YOUR GOAL →
Make an exact copy of the entries below.

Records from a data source
____________________
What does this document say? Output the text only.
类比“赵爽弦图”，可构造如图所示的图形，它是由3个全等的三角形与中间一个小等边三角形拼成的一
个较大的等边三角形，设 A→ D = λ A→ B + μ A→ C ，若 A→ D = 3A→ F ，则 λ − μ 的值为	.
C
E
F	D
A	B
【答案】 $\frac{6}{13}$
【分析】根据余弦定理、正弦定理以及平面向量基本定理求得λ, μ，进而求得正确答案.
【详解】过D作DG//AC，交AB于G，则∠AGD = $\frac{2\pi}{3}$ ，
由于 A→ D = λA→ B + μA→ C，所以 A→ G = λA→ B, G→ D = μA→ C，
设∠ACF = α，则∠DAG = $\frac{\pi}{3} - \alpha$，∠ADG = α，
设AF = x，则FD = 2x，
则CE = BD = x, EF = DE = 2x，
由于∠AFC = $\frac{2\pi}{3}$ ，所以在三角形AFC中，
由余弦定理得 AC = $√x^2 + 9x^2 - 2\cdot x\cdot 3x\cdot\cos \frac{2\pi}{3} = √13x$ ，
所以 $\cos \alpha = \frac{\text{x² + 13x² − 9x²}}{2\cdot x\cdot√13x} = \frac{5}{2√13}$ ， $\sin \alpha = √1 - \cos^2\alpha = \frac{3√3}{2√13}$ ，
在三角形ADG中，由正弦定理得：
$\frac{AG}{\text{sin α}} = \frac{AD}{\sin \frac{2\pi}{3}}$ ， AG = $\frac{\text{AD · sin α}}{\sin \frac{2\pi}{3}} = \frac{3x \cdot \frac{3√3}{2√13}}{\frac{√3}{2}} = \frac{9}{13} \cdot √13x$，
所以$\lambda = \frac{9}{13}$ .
____________________
RESULT OF THE TASK →
What does this document say? Output the text only.
类比“赵爽弦图”，可构造如图所示的图形，它是由3个全等的三角形与中间一个小等边三角形拼成的一
个较大的等边三角形，设 A→ D = λ A→ B + μ A→ C ，若 A→ D = 3A→ F ，则 λ − μ 的值为	.
C
E
F	D
A	B
【答案】 $\frac{6}{13}$
【分析】根据余弦定理、正弦定理以及平面向量基本定理求得λ, μ，进而求得正确答案.
【详解】过D作DG//AC，交AB于G，则∠AGD = $\frac{2\pi}{3}$ ，
由于 A→ D = λA→ B + μA→ C，所以 A→ G = λA→ B, G→ D = μA→ C，
设∠ACF = α，则∠DAG = $\frac{\pi}{3} - \alpha$，∠ADG = α，
设AF = x，则FD = 2x，
则CE = BD = x, EF = DE = 2x，
由于∠AFC = $\frac{2\pi}{3}$ ，所以在三角形AFC中，
由余弦定理得 AC = $√x^2 + 9x^2 - 2\cdot x\cdot 3x\cdot\cos \frac{2\pi}{3} = √13x$ ，
所以 $\cos \alpha = \frac{\text{x² + 13x² − 9x²}}{2\cdot x\cdot√13x} = \frac{5}{2√13}$ ， $\sin \alpha = √1 - \cos^2\alpha = \frac{3√3}{2√13}$ ，
在三角形ADG中，由正弦定理得：
$\frac{AG}{\text{sin α}} = \frac{AD}{\sin \frac{2\pi}{3}}$ ， AG = $\frac{\text{AD · sin α}}{\sin \frac{2\pi}{3}} = \frac{3x \cdot \frac{3√3}{2√13}}{\frac{√3}{2}} = \frac{9}{13} \cdot √13x$，
所以$\lambda = \frac{9}{13}$ .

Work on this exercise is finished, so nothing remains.